## GIVEN TASK
Extract all lines from the data beneath that include the word "classic".

## Collected data
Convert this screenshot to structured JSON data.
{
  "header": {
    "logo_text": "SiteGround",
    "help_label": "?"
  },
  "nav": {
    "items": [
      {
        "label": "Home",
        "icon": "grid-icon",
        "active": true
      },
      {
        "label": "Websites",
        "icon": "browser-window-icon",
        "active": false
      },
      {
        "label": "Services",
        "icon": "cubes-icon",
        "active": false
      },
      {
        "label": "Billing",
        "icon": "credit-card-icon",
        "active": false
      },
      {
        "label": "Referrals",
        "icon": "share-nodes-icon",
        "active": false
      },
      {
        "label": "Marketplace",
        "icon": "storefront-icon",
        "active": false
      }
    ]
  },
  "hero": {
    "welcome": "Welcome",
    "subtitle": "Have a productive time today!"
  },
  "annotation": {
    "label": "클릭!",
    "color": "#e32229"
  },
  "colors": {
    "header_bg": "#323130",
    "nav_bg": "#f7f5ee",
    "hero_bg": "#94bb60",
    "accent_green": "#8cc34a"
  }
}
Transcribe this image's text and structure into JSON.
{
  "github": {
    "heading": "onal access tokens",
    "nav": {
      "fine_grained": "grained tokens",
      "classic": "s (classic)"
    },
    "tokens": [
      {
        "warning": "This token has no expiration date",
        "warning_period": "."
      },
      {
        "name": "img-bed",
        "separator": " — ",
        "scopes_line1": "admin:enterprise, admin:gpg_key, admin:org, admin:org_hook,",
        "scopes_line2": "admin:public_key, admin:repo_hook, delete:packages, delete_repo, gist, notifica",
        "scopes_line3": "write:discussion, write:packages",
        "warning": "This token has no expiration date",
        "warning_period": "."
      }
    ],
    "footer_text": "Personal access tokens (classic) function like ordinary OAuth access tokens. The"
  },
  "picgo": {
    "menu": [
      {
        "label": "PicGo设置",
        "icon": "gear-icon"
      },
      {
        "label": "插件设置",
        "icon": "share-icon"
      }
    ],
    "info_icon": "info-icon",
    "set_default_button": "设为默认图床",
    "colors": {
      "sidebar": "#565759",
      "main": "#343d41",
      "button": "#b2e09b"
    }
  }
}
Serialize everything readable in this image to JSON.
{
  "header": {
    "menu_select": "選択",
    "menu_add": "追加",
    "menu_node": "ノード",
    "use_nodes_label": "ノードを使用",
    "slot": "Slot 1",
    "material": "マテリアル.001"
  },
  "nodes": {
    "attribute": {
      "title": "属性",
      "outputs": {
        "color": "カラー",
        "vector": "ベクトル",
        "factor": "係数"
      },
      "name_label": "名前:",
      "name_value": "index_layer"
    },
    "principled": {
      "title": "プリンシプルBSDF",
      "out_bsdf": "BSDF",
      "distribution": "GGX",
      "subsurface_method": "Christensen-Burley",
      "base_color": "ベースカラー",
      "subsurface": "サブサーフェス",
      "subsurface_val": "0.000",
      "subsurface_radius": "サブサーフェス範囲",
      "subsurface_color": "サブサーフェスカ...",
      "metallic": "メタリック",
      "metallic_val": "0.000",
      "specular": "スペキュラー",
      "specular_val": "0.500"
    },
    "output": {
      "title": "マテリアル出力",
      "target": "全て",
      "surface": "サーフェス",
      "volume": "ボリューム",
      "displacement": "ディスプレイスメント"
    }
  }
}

## RIGHT ANSWER
      "classic": "s (classic)"
    "footer_text": "Personal access tokens (classic) function like ordinary OAuth access tokens. The"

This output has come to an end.